**Problem:** Copy out each line exactly; pictures stay out of the copy.

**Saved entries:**
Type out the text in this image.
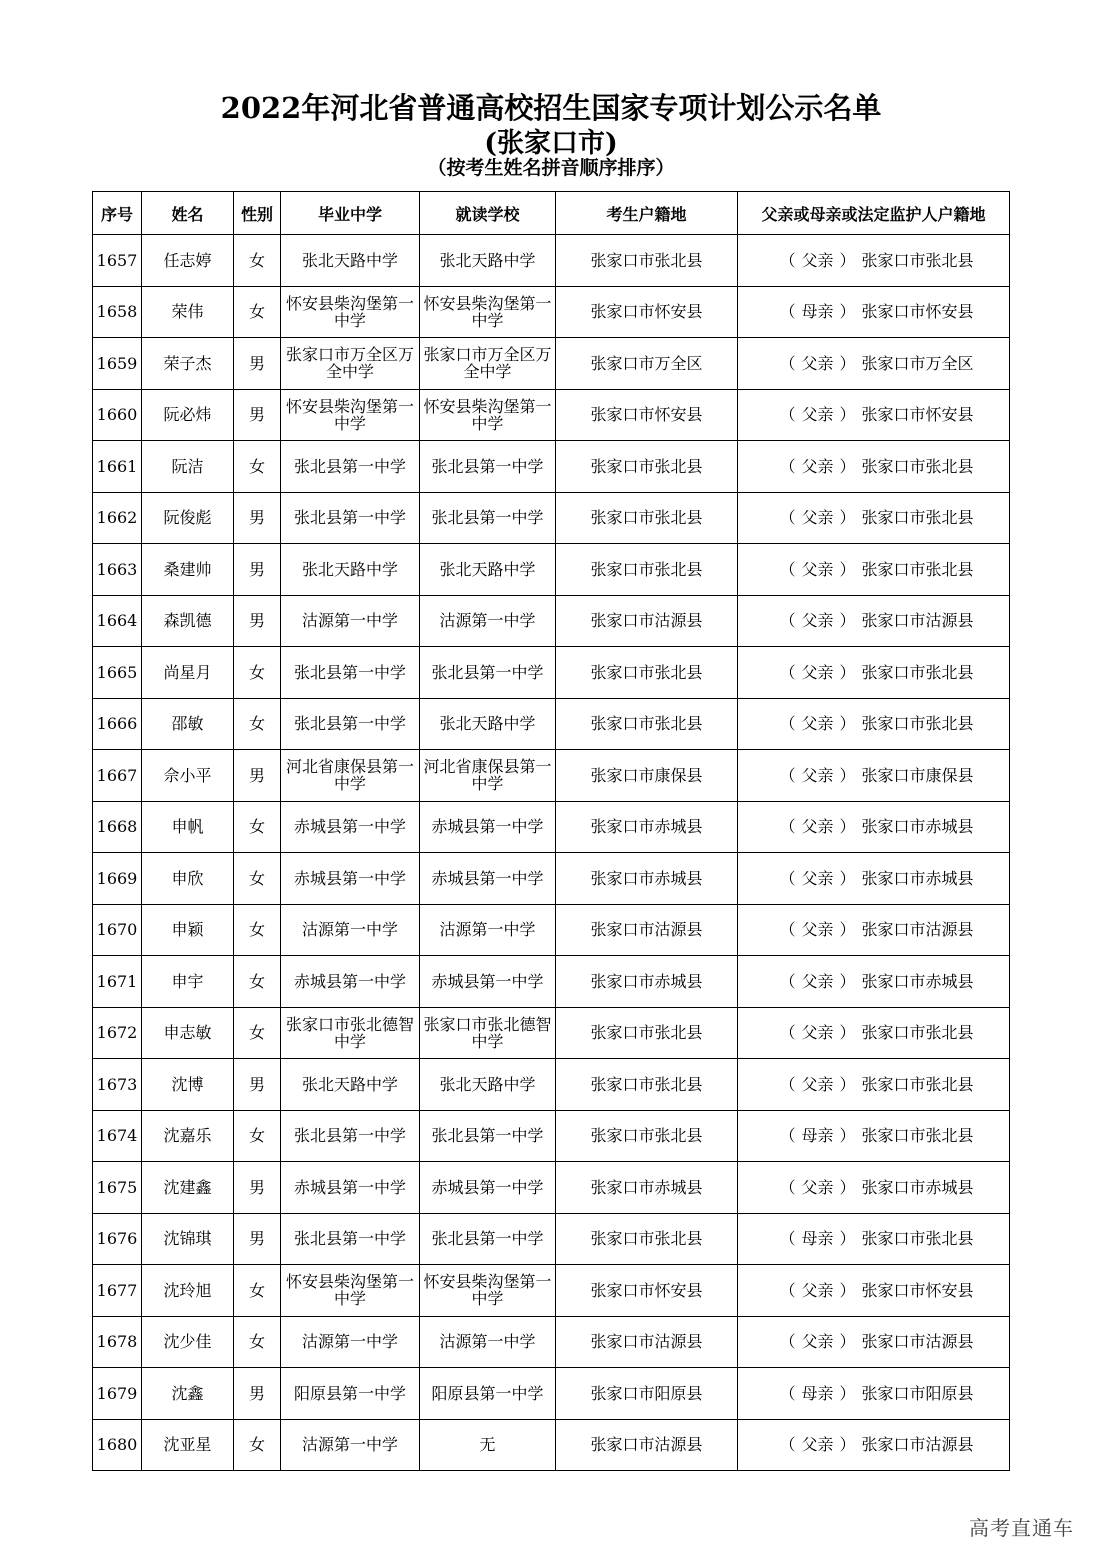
2022年河北省普通高校招生国家专项计划公示名单
(张家口市)
（按考生姓名拼音顺序排序）
序号	姓名	性别	毕业中学	就读学校	考生户籍地	父亲或母亲或法定监护人户籍地
1657	任志婷	女	张北天路中学	张北天路中学	张家口市张北县	（ 父亲 ） 张家口市张北县
1658	荣伟	女	怀安县柴沟堡第一中学	怀安县柴沟堡第一中学	张家口市怀安县	（ 母亲 ） 张家口市怀安县
1659	荣子杰	男	张家口市万全区万全中学	张家口市万全区万全中学	张家口市万全区	（ 父亲 ） 张家口市万全区
1660	阮必炜	男	怀安县柴沟堡第一中学	怀安县柴沟堡第一中学	张家口市怀安县	（ 父亲 ） 张家口市怀安县
1661	阮洁	女	张北县第一中学	张北县第一中学	张家口市张北县	（ 父亲 ） 张家口市张北县
1662	阮俊彪	男	张北县第一中学	张北县第一中学	张家口市张北县	（ 父亲 ） 张家口市张北县
1663	桑建帅	男	张北天路中学	张北天路中学	张家口市张北县	（ 父亲 ） 张家口市张北县
1664	森凯德	男	沽源第一中学	沽源第一中学	张家口市沽源县	（ 父亲 ） 张家口市沽源县
1665	尚星月	女	张北县第一中学	张北县第一中学	张家口市张北县	（ 父亲 ） 张家口市张北县
1666	邵敏	女	张北县第一中学	张北天路中学	张家口市张北县	（ 父亲 ） 张家口市张北县
1667	佘小平	男	河北省康保县第一中学	河北省康保县第一中学	张家口市康保县	（ 父亲 ） 张家口市康保县
1668	申帆	女	赤城县第一中学	赤城县第一中学	张家口市赤城县	（ 父亲 ） 张家口市赤城县
1669	申欣	女	赤城县第一中学	赤城县第一中学	张家口市赤城县	（ 父亲 ） 张家口市赤城县
1670	申颖	女	沽源第一中学	沽源第一中学	张家口市沽源县	（ 父亲 ） 张家口市沽源县
1671	申宇	女	赤城县第一中学	赤城县第一中学	张家口市赤城县	（ 父亲 ） 张家口市赤城县
1672	申志敏	女	张家口市张北德智中学	张家口市张北德智中学	张家口市张北县	（ 父亲 ） 张家口市张北县
1673	沈博	男	张北天路中学	张北天路中学	张家口市张北县	（ 父亲 ） 张家口市张北县
1674	沈嘉乐	女	张北县第一中学	张北县第一中学	张家口市张北县	（ 母亲 ） 张家口市张北县
1675	沈建鑫	男	赤城县第一中学	赤城县第一中学	张家口市赤城县	（ 父亲 ） 张家口市赤城县
1676	沈锦琪	男	张北县第一中学	张北县第一中学	张家口市张北县	（ 母亲 ） 张家口市张北县
1677	沈玲旭	女	怀安县柴沟堡第一中学	怀安县柴沟堡第一中学	张家口市怀安县	（ 父亲 ） 张家口市怀安县
1678	沈少佳	女	沽源第一中学	沽源第一中学	张家口市沽源县	（ 父亲 ） 张家口市沽源县
1679	沈鑫	男	阳原县第一中学	阳原县第一中学	张家口市阳原县	（ 母亲 ） 张家口市阳原县
1680	沈亚星	女	沽源第一中学	无	张家口市沽源县	（ 父亲 ） 张家口市沽源县
高考直通车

**Full output:**
Type out the text in this image.
2022年河北省普通高校招生国家专项计划公示名单
(张家口市)
（按考生姓名拼音顺序排序）
序号	姓名	性别	毕业中学	就读学校	考生户籍地	父亲或母亲或法定监护人户籍地
1657	任志婷	女	张北天路中学	张北天路中学	张家口市张北县	（ 父亲 ） 张家口市张北县
1658	荣伟	女	怀安县柴沟堡第一中学	怀安县柴沟堡第一中学	张家口市怀安县	（ 母亲 ） 张家口市怀安县
1659	荣子杰	男	张家口市万全区万全中学	张家口市万全区万全中学	张家口市万全区	（ 父亲 ） 张家口市万全区
1660	阮必炜	男	怀安县柴沟堡第一中学	怀安县柴沟堡第一中学	张家口市怀安县	（ 父亲 ） 张家口市怀安县
1661	阮洁	女	张北县第一中学	张北县第一中学	张家口市张北县	（ 父亲 ） 张家口市张北县
1662	阮俊彪	男	张北县第一中学	张北县第一中学	张家口市张北县	（ 父亲 ） 张家口市张北县
1663	桑建帅	男	张北天路中学	张北天路中学	张家口市张北县	（ 父亲 ） 张家口市张北县
1664	森凯德	男	沽源第一中学	沽源第一中学	张家口市沽源县	（ 父亲 ） 张家口市沽源县
1665	尚星月	女	张北县第一中学	张北县第一中学	张家口市张北县	（ 父亲 ） 张家口市张北县
1666	邵敏	女	张北县第一中学	张北天路中学	张家口市张北县	（ 父亲 ） 张家口市张北县
1667	佘小平	男	河北省康保县第一中学	河北省康保县第一中学	张家口市康保县	（ 父亲 ） 张家口市康保县
1668	申帆	女	赤城县第一中学	赤城县第一中学	张家口市赤城县	（ 父亲 ） 张家口市赤城县
1669	申欣	女	赤城县第一中学	赤城县第一中学	张家口市赤城县	（ 父亲 ） 张家口市赤城县
1670	申颖	女	沽源第一中学	沽源第一中学	张家口市沽源县	（ 父亲 ） 张家口市沽源县
1671	申宇	女	赤城县第一中学	赤城县第一中学	张家口市赤城县	（ 父亲 ） 张家口市赤城县
1672	申志敏	女	张家口市张北德智中学	张家口市张北德智中学	张家口市张北县	（ 父亲 ） 张家口市张北县
1673	沈博	男	张北天路中学	张北天路中学	张家口市张北县	（ 父亲 ） 张家口市张北县
1674	沈嘉乐	女	张北县第一中学	张北县第一中学	张家口市张北县	（ 母亲 ） 张家口市张北县
1675	沈建鑫	男	赤城县第一中学	赤城县第一中学	张家口市赤城县	（ 父亲 ） 张家口市赤城县
1676	沈锦琪	男	张北县第一中学	张北县第一中学	张家口市张北县	（ 母亲 ） 张家口市张北县
1677	沈玲旭	女	怀安县柴沟堡第一中学	怀安县柴沟堡第一中学	张家口市怀安县	（ 父亲 ） 张家口市怀安县
1678	沈少佳	女	沽源第一中学	沽源第一中学	张家口市沽源县	（ 父亲 ） 张家口市沽源县
1679	沈鑫	男	阳原县第一中学	阳原县第一中学	张家口市阳原县	（ 母亲 ） 张家口市阳原县
1680	沈亚星	女	沽源第一中学	无	张家口市沽源县	（ 父亲 ） 张家口市沽源县
高考直通车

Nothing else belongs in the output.